▸ **Challenges**
a. In the Earth Girls Are Easy review, which album first featured Julie Brown's song "Earth Girls Are Easy"?
b. Extend the Earth Girls Are Easy review from the point where it stops.

▸ **Document excerpt**

··········

1988
Directed by Julien Temple
Written by Julie Brown, Terrence E. McNalley, and Charlie Coffey
Don't look behind the curtain, for it only complicate matters: everything about Earth Girls Are Easy, gorgeously messy as it is, screams that it was the result of something eccentrically passionate and uniquely idiosyncratic, and the author of its passion and idiosyncrasy is of course easiest to identify in its co-writer and co-star Julie Brown, who was also effectively a co-producer, at the time married to one of its actual co-producers, who was also one of her co-writers, Terrence McNalley, though she's made it known since she'd like you to mentally delete his screen credit. And perhaps I should also mention that Brown's film, Earth Girls Are Easy, is based on Brown's song, "Earth Girls Are Easy," from her 1984 album of novelty music, Goddess In Progress, which forms the backbone of the music in this film musical as well as in the later stage musical, which Brown helped create in 2001. So you can see why I'd be prepared to locate in Brown the visionary here, because it would be pretty to think that her colleagues were only there to help convince Vestron Pictures to pony up $10 million to pay for one woman's manic sex fantasy. It's compromised in one fairly obvious way—Brown is a bigger factor in your childhood if you're a 90s kid than you might notice (lots of voice work), but that was in the future, so it should not shock you to learn that when this aspiring entertainer wrote a film musical, she optimistically wrote the lead role for herself and she didn't get it—yet nevertheless it feels like not many other compromises were made getting it from Brown's id to the screen.
That's not the actual history of it, and that kind of disappoints me, not because it works to the detriment of the film (the film's still the film), but because that imagined person who came up with all of this by herself would, with minor cosmetic differences (and vastly more talent, discipline, and drive), basically be me. It's kind of staggering, considering how well its various influences dovetail together, to realize how separate the two currents are here, and that half of the movie is an overlay onto the other half: watching it with this in mind, it practically knocked me off my moorings to realize how astoundingly little in the screenplay itself demands, or even strongly suggests, that the pervading mood of the film would be "50s science fiction parody," and this was, it turns out, exclusively the idea of its director, Julien Temple.
The sole (and entirely paratextual) exception is that you might get a vague sense of "50s sci-fi" imagery from Brown's original album version of "Earth Girls," which Temple or Brown or Vestron replaced for the opening credits sequence with a new version, sung by a different person with entirely different lyrics, for reasons that are pretty obvious if you've heard Brown's original, which describes the act of interspecies lovemaking in unnervingly strong detail. It's delightful and gross—for that matter it's just straight-up better as music—and the film is lessened by its exclusion, but what it indicates is that Brown's chiefest point-of-reference wasn't cardboard science but Weekly World News-style alien abductions, specifically a woman's claim that a gray violated her after having snuck in through her doggy door. Of course, Temple, with Brown's cheerful assent and some rewritten lines, oriented things towards decisively different iconography, something rather more adaptable to romance, inasmuch as Jeff Goldblum's bedroom eyes shoved into a blue fursuit are, still, Jeff Goldblum's bedroom eyes. The weird thing is that the original lyrics of "Earth Girls" are startlingly close to still being the plot of Earth Girls.

··········

Element and region data

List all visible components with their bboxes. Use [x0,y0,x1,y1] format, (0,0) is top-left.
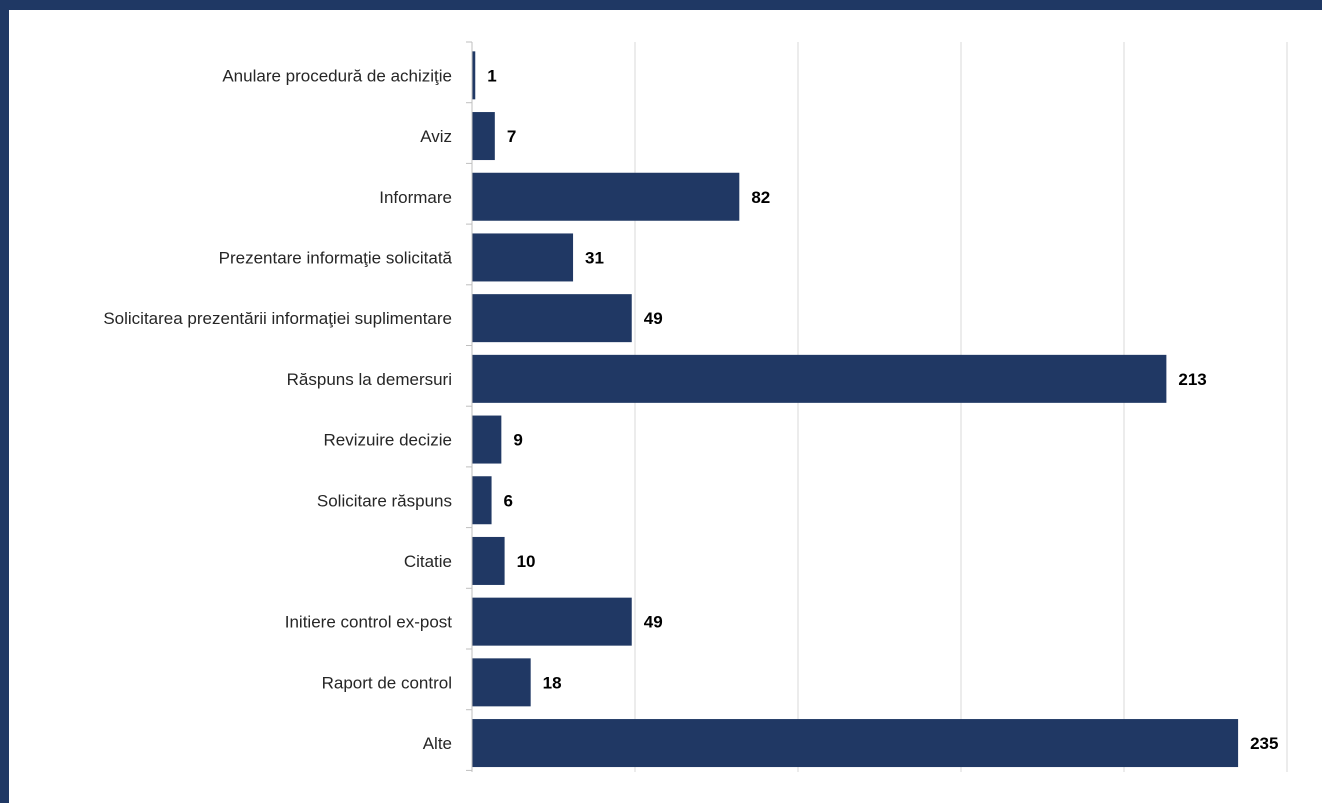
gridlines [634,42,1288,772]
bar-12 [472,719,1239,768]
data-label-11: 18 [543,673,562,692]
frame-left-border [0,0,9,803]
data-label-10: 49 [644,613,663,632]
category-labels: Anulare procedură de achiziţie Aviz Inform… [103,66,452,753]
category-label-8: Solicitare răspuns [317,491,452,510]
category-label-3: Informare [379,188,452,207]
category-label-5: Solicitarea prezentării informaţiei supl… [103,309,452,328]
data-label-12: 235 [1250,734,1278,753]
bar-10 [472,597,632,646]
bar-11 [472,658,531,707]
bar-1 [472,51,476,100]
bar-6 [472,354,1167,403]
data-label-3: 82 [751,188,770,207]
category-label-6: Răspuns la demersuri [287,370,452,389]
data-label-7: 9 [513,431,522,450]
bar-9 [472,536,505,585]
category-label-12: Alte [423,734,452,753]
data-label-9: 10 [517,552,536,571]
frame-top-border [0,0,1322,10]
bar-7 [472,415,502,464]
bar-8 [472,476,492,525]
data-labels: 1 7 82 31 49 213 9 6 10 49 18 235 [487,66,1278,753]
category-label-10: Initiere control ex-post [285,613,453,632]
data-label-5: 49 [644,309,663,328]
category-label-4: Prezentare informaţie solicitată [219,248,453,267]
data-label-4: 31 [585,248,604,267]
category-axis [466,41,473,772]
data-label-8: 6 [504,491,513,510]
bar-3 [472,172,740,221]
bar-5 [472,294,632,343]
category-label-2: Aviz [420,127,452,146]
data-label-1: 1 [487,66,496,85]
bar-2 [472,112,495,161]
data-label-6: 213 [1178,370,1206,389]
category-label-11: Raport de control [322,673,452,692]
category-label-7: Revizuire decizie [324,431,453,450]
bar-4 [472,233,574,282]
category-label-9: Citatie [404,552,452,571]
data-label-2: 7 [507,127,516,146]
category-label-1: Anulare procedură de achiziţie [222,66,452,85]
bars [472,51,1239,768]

··········

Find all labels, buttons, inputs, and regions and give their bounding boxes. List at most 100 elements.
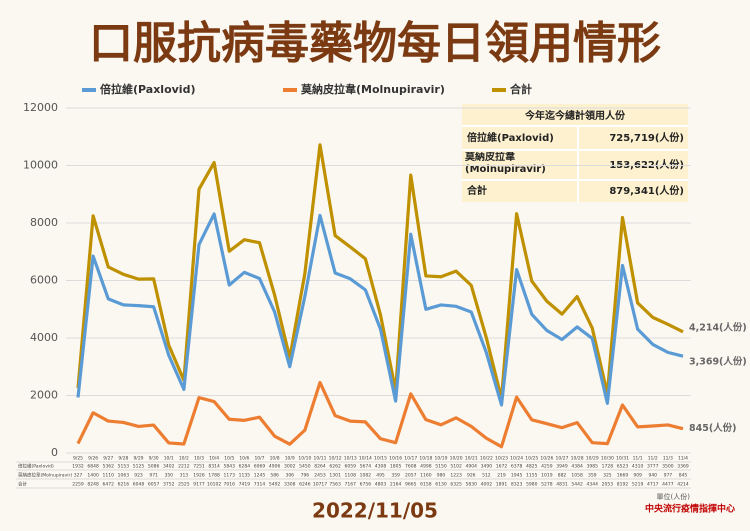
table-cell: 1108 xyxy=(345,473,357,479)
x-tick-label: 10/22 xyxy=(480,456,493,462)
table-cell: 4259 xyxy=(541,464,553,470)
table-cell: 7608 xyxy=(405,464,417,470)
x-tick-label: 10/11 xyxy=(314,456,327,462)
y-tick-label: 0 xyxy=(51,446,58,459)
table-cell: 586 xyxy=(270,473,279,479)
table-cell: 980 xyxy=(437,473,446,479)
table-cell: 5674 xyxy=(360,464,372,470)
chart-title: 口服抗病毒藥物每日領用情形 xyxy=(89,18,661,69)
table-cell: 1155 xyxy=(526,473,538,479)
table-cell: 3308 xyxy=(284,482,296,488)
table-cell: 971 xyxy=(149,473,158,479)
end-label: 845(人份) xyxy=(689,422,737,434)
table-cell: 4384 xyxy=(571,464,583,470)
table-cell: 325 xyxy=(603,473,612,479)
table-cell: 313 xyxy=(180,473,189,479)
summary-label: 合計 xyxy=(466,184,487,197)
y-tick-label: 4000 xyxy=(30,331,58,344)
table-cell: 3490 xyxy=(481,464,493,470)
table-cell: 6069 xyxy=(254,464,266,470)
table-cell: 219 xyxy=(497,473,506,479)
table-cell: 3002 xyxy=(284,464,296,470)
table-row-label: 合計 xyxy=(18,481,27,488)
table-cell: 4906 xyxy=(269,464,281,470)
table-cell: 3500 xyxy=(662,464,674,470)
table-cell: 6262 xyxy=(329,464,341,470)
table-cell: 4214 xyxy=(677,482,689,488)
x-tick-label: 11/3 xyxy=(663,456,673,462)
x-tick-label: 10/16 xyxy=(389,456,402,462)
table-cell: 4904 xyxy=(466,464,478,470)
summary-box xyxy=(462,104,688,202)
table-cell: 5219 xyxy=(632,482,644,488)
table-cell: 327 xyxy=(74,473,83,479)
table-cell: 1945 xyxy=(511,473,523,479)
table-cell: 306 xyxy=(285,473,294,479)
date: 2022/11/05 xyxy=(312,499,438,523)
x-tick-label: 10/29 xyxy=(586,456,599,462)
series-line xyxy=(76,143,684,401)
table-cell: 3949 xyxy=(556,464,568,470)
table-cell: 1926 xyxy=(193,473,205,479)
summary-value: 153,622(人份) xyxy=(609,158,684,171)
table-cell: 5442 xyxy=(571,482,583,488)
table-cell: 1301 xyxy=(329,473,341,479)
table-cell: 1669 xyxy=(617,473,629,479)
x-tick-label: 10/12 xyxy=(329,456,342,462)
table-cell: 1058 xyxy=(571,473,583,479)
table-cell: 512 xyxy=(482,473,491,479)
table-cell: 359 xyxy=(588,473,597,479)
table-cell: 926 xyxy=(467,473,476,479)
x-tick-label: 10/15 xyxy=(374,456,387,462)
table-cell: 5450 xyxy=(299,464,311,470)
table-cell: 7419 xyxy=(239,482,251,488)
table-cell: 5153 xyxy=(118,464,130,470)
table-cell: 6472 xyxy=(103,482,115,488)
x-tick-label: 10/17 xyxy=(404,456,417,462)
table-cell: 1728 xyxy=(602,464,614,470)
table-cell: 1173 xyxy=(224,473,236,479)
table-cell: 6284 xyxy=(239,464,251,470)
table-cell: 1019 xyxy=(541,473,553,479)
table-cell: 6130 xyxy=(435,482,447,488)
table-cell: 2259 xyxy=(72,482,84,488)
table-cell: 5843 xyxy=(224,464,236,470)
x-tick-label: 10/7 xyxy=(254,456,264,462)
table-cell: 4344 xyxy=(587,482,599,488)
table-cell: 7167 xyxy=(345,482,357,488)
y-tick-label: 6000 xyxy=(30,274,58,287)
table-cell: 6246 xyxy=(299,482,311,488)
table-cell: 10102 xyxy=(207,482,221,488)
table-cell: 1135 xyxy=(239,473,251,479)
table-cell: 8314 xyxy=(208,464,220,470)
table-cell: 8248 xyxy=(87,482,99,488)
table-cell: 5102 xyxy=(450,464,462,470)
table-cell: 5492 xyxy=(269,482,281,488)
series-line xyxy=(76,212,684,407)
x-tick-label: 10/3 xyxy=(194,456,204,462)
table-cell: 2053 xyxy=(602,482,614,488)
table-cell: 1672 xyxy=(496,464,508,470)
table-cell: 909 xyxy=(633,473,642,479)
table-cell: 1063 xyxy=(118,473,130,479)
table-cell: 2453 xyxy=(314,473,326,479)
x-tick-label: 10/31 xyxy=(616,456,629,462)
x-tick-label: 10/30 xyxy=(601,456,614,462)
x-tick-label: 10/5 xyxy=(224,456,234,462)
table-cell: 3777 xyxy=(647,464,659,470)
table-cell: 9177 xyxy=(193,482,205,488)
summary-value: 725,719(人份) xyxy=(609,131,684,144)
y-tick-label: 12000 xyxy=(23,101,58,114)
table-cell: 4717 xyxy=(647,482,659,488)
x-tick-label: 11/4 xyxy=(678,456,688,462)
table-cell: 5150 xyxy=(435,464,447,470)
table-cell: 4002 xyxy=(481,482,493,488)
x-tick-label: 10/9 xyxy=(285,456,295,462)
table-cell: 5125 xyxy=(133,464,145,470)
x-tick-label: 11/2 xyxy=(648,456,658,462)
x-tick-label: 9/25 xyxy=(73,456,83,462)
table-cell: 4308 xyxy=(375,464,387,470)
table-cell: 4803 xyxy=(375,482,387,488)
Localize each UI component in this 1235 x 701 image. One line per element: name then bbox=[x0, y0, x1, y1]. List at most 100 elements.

··········

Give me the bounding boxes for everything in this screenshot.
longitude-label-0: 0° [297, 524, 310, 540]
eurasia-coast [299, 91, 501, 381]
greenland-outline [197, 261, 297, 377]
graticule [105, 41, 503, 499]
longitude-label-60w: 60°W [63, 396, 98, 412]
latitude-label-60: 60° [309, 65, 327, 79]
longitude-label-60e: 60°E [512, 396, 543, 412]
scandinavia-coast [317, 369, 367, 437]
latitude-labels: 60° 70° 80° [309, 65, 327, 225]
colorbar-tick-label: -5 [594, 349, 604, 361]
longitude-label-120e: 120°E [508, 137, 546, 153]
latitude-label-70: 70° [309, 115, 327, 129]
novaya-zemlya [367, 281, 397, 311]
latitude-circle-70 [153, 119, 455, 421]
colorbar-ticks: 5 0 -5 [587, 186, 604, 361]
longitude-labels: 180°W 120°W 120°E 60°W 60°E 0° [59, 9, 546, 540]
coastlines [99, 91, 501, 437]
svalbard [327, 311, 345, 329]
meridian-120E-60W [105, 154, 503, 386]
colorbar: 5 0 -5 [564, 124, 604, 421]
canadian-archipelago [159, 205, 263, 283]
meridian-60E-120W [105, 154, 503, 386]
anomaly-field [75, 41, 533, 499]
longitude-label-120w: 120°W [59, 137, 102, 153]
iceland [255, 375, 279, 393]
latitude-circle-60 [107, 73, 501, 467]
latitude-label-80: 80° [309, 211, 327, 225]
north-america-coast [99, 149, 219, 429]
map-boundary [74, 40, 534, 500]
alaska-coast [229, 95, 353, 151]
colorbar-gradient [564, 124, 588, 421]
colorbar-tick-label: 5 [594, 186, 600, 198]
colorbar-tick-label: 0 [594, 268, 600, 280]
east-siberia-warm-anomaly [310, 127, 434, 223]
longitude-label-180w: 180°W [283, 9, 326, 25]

··········

▸ **Set of answers**
a. Goddess In Progress, her 1984 album of novelty music.

b.
Thus does star-crossed romance find its way to Valerie Gail (Geena Davis, and not Julie Brown), salon worker and quintessential Valley Girl ("Valerie..." oh, I get it), in that she's worrisomely stupid but also sweetly sincere. This is perhaps part of her present problem, in that when her fiancé, Dr. Ted Gallagher (Charles Rocket), for utterly unknowable reasons stops fucking his fiancée who looks like Geena Davis, she redoubles her efforts, intending to surprise him with a tawdry-glam makeover courtesy her salon colleague Candy Pink (Brown) and with sex she learned from self-help books. Instead, she stumbles her way into discovering a tryst with one of his colleagues. She throws the bastard out, but he's barely driven off before she hopes he'll come back. As luck would have it, however, a better man's on his way. In space, an interstellar ship suffers a catastrophe, which is a nice way of saying that two of its vibrantly-hairy crew members, Wiploc (Jim Carrey) and Zeeblo (Damon Wayans), broke their ship during a scuffle over who got to use the telescope to ogle babes on the planet below. Their leader Makelsolakveder—more conveniently, Mac (Jeff Goldblum)—attempts to salvage the situation, but down they go, crashing into Valerie's pool. Despite Valerie's initial terror, they turn out to be nice, so she's willing to help them lay low until they can repair their vessel. To this end, she has Candy restyle them, and it turns out her new pals—especially Mac (Jeff Goldbum)—are hot.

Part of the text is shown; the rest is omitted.